• **WHAT THE TASK ASKS**: Find each line holding "title" and copy it out.

— Start RECORDS PROVIDED —

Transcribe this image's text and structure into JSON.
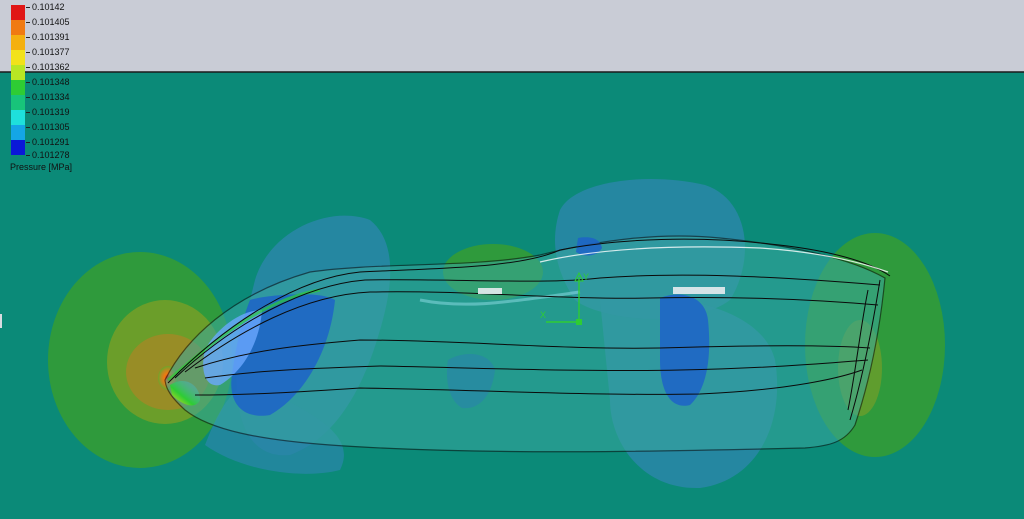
{
  "legend": {
    "title": "Pressure [MPa]",
    "labels": [
      "0.10142",
      "0.101405",
      "0.101391",
      "0.101377",
      "0.101362",
      "0.101348",
      "0.101334",
      "0.101319",
      "0.101305",
      "0.101291",
      "0.101278"
    ],
    "colors": [
      "#e01616",
      "#f07a12",
      "#f4b010",
      "#f2e21a",
      "#b8e624",
      "#2ecc34",
      "#18c47a",
      "#1ee0dc",
      "#14a6e6",
      "#1465e6",
      "#0a18d8"
    ]
  },
  "colors": {
    "sky": "#c9ccd6",
    "ground": "#0b8a78",
    "body_glass": "#3aa8a0"
  },
  "triad": {
    "y_label": "Y",
    "x_label": "X"
  }
}
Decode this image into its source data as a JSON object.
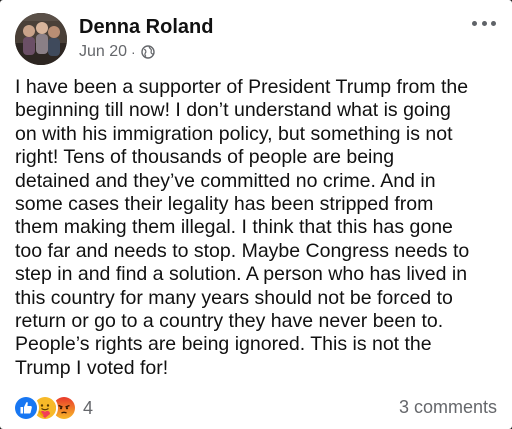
{
  "post": {
    "author": "Denna Roland",
    "date": "Jun 20",
    "separator": "·",
    "audience_icon": "globe-icon",
    "lines": [
      "I have been a supporter of President Trump from the",
      "beginning till now! I don’t understand what is going",
      "on with his immigration policy, but something is not",
      "right! Tens of thousands of people are being",
      "detained and they’ve committed no crime. And in",
      "some cases their legality has been stripped from",
      "them making them illegal. I think that this has gone",
      "too far and needs to stop. Maybe Congress needs to",
      "step in and find a solution. A person who has lived in",
      "this country for many years should not be forced to",
      "return or go to a country they have never been to.",
      "People’s rights are being ignored. This is not the",
      "Trump I voted for!"
    ]
  },
  "reactions": {
    "icons": [
      "like-icon",
      "care-icon",
      "angry-icon"
    ],
    "count": "4"
  },
  "comments_label": "3 comments",
  "colors": {
    "like": "#1877f2",
    "care": "#f7b928",
    "angry": "#e9710f",
    "meta_text": "#65676b"
  }
}
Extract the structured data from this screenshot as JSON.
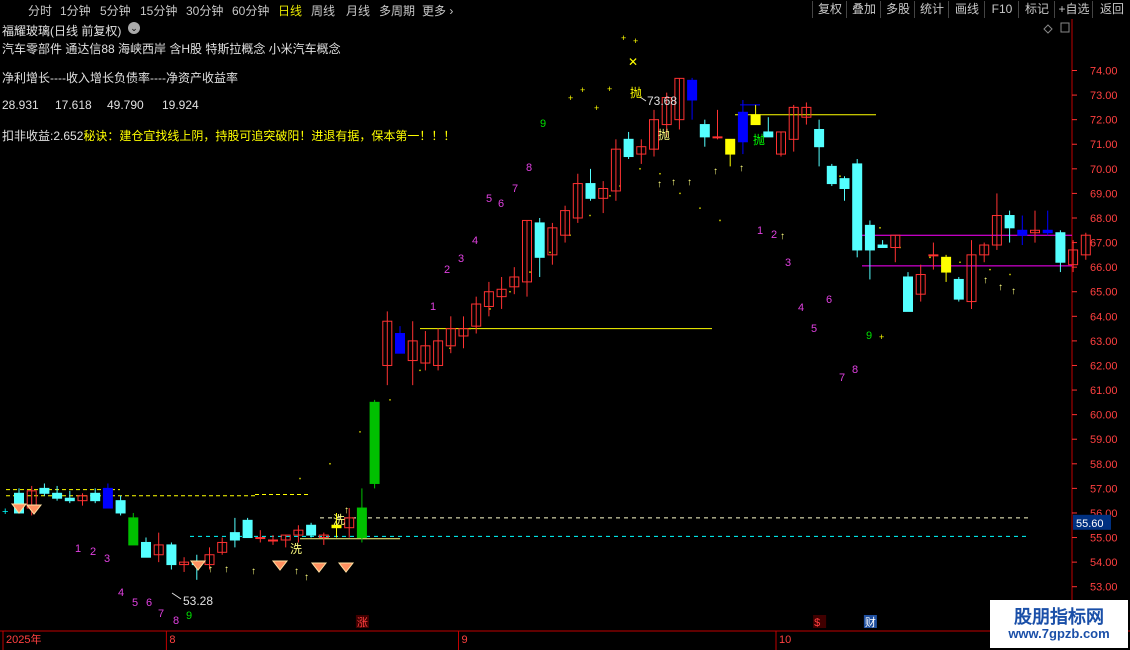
{
  "toolbar": {
    "periods": [
      "分时",
      "1分钟",
      "5分钟",
      "15分钟",
      "30分钟",
      "60分钟",
      "日线",
      "周线",
      "月线",
      "多周期",
      "更多"
    ],
    "active_period": "日线",
    "right_buttons": [
      "复权",
      "叠加",
      "多股",
      "统计",
      "画线",
      "F10",
      "标记",
      "+自选",
      "返回"
    ]
  },
  "header": {
    "title": "福耀玻璃(日线 前复权)",
    "concepts": "汽车零部件 通达信88 海峡西岸 含H股 特斯拉概念 小米汽车概念",
    "indicator_names": "净利增长----收入增长负债率----净资产收益率",
    "indicator_values": [
      "28.931",
      "17.618",
      "49.790",
      "19.924"
    ],
    "deduct_label": "扣非收益:",
    "deduct_value": "2.652",
    "tip": "秘诀：建仓宜找线上阴，持股可追突破阳！进退有据，保本第一！！！"
  },
  "colors": {
    "up": "#ff3232",
    "down": "#54ffff",
    "blue": "#0000ff",
    "yellow": "#ffff00",
    "green": "#00c000",
    "magenta": "#ff00ff",
    "grid": "#7a0000",
    "axis": "#ff3232"
  },
  "chart_data": {
    "type": "candlestick",
    "ylim": [
      52.5,
      75.2
    ],
    "y_ticks": [
      53.0,
      54.0,
      55.0,
      56.0,
      57.0,
      58.0,
      59.0,
      60.0,
      61.0,
      62.0,
      63.0,
      64.0,
      65.0,
      66.0,
      67.0,
      68.0,
      69.0,
      70.0,
      71.0,
      72.0,
      73.0,
      74.0
    ],
    "current_price_label": "55.60",
    "high_label": "73.68",
    "low_label": "53.28",
    "x_labels": [
      {
        "i": 0,
        "text": "2025年"
      },
      {
        "i": 12,
        "text": "8"
      },
      {
        "i": 35,
        "text": "9"
      },
      {
        "i": 60,
        "text": "10"
      }
    ],
    "event_markers": [
      {
        "i": 27,
        "text": "涨"
      },
      {
        "i": 63,
        "text": "$"
      },
      {
        "i": 67,
        "text": "财"
      }
    ],
    "signals": [
      {
        "i": 27,
        "text": "洗"
      },
      {
        "i": 22,
        "text": "洗"
      },
      {
        "i": 51,
        "text": "抛"
      },
      {
        "i": 53,
        "text": "抛"
      },
      {
        "i": 61,
        "text": "抛"
      }
    ],
    "candles": [
      {
        "o": 56.8,
        "h": 57.0,
        "l": 56.0,
        "c": 56.0
      },
      {
        "o": 56.2,
        "h": 57.1,
        "l": 55.9,
        "c": 56.9
      },
      {
        "o": 57.0,
        "h": 57.2,
        "l": 56.7,
        "c": 56.8
      },
      {
        "o": 56.8,
        "h": 57.1,
        "l": 56.5,
        "c": 56.6
      },
      {
        "o": 56.6,
        "h": 56.9,
        "l": 56.4,
        "c": 56.5
      },
      {
        "o": 56.5,
        "h": 56.8,
        "l": 56.3,
        "c": 56.7
      },
      {
        "o": 56.8,
        "h": 57.0,
        "l": 56.4,
        "c": 56.5
      },
      {
        "o": 57.0,
        "h": 57.2,
        "l": 56.2,
        "c": 56.2
      },
      {
        "o": 56.5,
        "h": 56.7,
        "l": 55.9,
        "c": 56.0
      },
      {
        "o": 55.8,
        "h": 56.0,
        "l": 54.7,
        "c": 54.7
      },
      {
        "o": 54.8,
        "h": 55.0,
        "l": 54.2,
        "c": 54.2
      },
      {
        "o": 54.3,
        "h": 55.2,
        "l": 54.0,
        "c": 54.7
      },
      {
        "o": 54.7,
        "h": 54.8,
        "l": 53.7,
        "c": 53.9
      },
      {
        "o": 53.9,
        "h": 54.2,
        "l": 53.6,
        "c": 54.0
      },
      {
        "o": 54.0,
        "h": 54.3,
        "l": 53.28,
        "c": 53.9
      },
      {
        "o": 53.9,
        "h": 54.6,
        "l": 53.7,
        "c": 54.3
      },
      {
        "o": 54.4,
        "h": 55.0,
        "l": 54.3,
        "c": 54.8
      },
      {
        "o": 55.2,
        "h": 55.8,
        "l": 54.6,
        "c": 54.9
      },
      {
        "o": 55.7,
        "h": 55.8,
        "l": 55.0,
        "c": 55.0
      },
      {
        "o": 55.0,
        "h": 55.3,
        "l": 54.8,
        "c": 55.0
      },
      {
        "o": 54.9,
        "h": 55.1,
        "l": 54.7,
        "c": 54.9
      },
      {
        "o": 54.9,
        "h": 55.1,
        "l": 54.6,
        "c": 55.1
      },
      {
        "o": 55.1,
        "h": 55.5,
        "l": 54.8,
        "c": 55.3
      },
      {
        "o": 55.5,
        "h": 55.6,
        "l": 55.0,
        "c": 55.1
      },
      {
        "o": 55.0,
        "h": 55.2,
        "l": 54.7,
        "c": 55.1
      },
      {
        "o": 55.5,
        "h": 56.0,
        "l": 55.0,
        "c": 55.4
      },
      {
        "o": 55.4,
        "h": 56.2,
        "l": 55.0,
        "c": 55.8
      },
      {
        "o": 55.0,
        "h": 57.0,
        "l": 54.8,
        "c": 56.2
      },
      {
        "o": 57.2,
        "h": 60.6,
        "l": 57.0,
        "c": 60.5
      },
      {
        "o": 62.0,
        "h": 64.2,
        "l": 61.2,
        "c": 63.8
      },
      {
        "o": 63.3,
        "h": 63.6,
        "l": 62.5,
        "c": 62.5
      },
      {
        "o": 62.2,
        "h": 63.8,
        "l": 61.2,
        "c": 63.0
      },
      {
        "o": 62.1,
        "h": 63.4,
        "l": 61.8,
        "c": 62.8
      },
      {
        "o": 62.0,
        "h": 63.5,
        "l": 61.8,
        "c": 63.0
      },
      {
        "o": 62.8,
        "h": 64.0,
        "l": 62.5,
        "c": 63.5
      },
      {
        "o": 63.2,
        "h": 64.0,
        "l": 62.7,
        "c": 63.5
      },
      {
        "o": 63.6,
        "h": 64.8,
        "l": 63.3,
        "c": 64.5
      },
      {
        "o": 64.4,
        "h": 65.4,
        "l": 64.0,
        "c": 65.0
      },
      {
        "o": 64.8,
        "h": 65.6,
        "l": 64.3,
        "c": 65.1
      },
      {
        "o": 65.2,
        "h": 66.0,
        "l": 64.9,
        "c": 65.6
      },
      {
        "o": 65.4,
        "h": 67.9,
        "l": 64.8,
        "c": 67.9
      },
      {
        "o": 67.8,
        "h": 68.0,
        "l": 65.6,
        "c": 66.4
      },
      {
        "o": 66.5,
        "h": 67.8,
        "l": 66.1,
        "c": 67.6
      },
      {
        "o": 67.3,
        "h": 68.5,
        "l": 67.0,
        "c": 68.3
      },
      {
        "o": 68.0,
        "h": 69.8,
        "l": 67.8,
        "c": 69.4
      },
      {
        "o": 69.4,
        "h": 70.0,
        "l": 68.7,
        "c": 68.8
      },
      {
        "o": 68.8,
        "h": 69.5,
        "l": 68.2,
        "c": 69.2
      },
      {
        "o": 69.1,
        "h": 71.2,
        "l": 68.7,
        "c": 70.8
      },
      {
        "o": 71.2,
        "h": 71.5,
        "l": 70.4,
        "c": 70.5
      },
      {
        "o": 70.6,
        "h": 71.2,
        "l": 70.2,
        "c": 70.9
      },
      {
        "o": 70.8,
        "h": 72.4,
        "l": 70.5,
        "c": 72.0
      },
      {
        "o": 71.8,
        "h": 73.1,
        "l": 71.3,
        "c": 72.9
      },
      {
        "o": 72.0,
        "h": 73.68,
        "l": 71.6,
        "c": 73.68
      },
      {
        "o": 73.6,
        "h": 73.7,
        "l": 72.0,
        "c": 72.8
      },
      {
        "o": 71.8,
        "h": 72.0,
        "l": 70.9,
        "c": 71.3
      },
      {
        "o": 71.3,
        "h": 72.4,
        "l": 71.2,
        "c": 71.3
      },
      {
        "o": 70.6,
        "h": 71.2,
        "l": 70.1,
        "c": 71.2
      },
      {
        "o": 71.1,
        "h": 72.8,
        "l": 70.6,
        "c": 72.3
      },
      {
        "o": 72.2,
        "h": 72.6,
        "l": 71.8,
        "c": 71.8
      },
      {
        "o": 71.5,
        "h": 72.1,
        "l": 71.3,
        "c": 71.3
      },
      {
        "o": 70.6,
        "h": 71.5,
        "l": 70.5,
        "c": 71.5
      },
      {
        "o": 71.2,
        "h": 72.6,
        "l": 70.7,
        "c": 72.5
      },
      {
        "o": 72.1,
        "h": 72.7,
        "l": 71.8,
        "c": 72.5
      },
      {
        "o": 71.6,
        "h": 72.0,
        "l": 70.1,
        "c": 70.9
      },
      {
        "o": 70.1,
        "h": 70.2,
        "l": 69.3,
        "c": 69.4
      },
      {
        "o": 69.6,
        "h": 69.7,
        "l": 68.7,
        "c": 69.2
      },
      {
        "o": 70.2,
        "h": 70.4,
        "l": 66.4,
        "c": 66.7
      },
      {
        "o": 67.7,
        "h": 67.9,
        "l": 65.5,
        "c": 66.7
      },
      {
        "o": 66.9,
        "h": 67.1,
        "l": 66.8,
        "c": 66.8
      },
      {
        "o": 66.8,
        "h": 67.3,
        "l": 66.2,
        "c": 67.3
      },
      {
        "o": 65.6,
        "h": 65.8,
        "l": 64.2,
        "c": 64.2
      },
      {
        "o": 64.9,
        "h": 66.1,
        "l": 64.6,
        "c": 65.7
      },
      {
        "o": 66.5,
        "h": 67.0,
        "l": 65.9,
        "c": 66.5
      },
      {
        "o": 66.4,
        "h": 66.5,
        "l": 65.4,
        "c": 65.8
      },
      {
        "o": 65.5,
        "h": 65.6,
        "l": 64.6,
        "c": 64.7
      },
      {
        "o": 64.6,
        "h": 67.1,
        "l": 64.3,
        "c": 66.5
      },
      {
        "o": 66.5,
        "h": 67.0,
        "l": 66.2,
        "c": 66.9
      },
      {
        "o": 66.9,
        "h": 69.0,
        "l": 66.7,
        "c": 68.1
      },
      {
        "o": 68.1,
        "h": 68.3,
        "l": 67.0,
        "c": 67.6
      },
      {
        "o": 67.3,
        "h": 68.1,
        "l": 66.9,
        "c": 67.5
      },
      {
        "o": 67.4,
        "h": 68.3,
        "l": 67.0,
        "c": 67.5
      },
      {
        "o": 67.4,
        "h": 68.3,
        "l": 67.3,
        "c": 67.5
      },
      {
        "o": 67.4,
        "h": 67.5,
        "l": 65.8,
        "c": 66.2
      },
      {
        "o": 66.1,
        "h": 67.1,
        "l": 65.8,
        "c": 66.7
      },
      {
        "o": 66.5,
        "h": 67.4,
        "l": 66.3,
        "c": 67.3
      }
    ]
  }
}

— End RECORDS PROVIDED —

• **CORRECT OUTPUT**:
    "title": "Pressure [MPa]",
    "title": "福耀玻璃(日线 前复权)",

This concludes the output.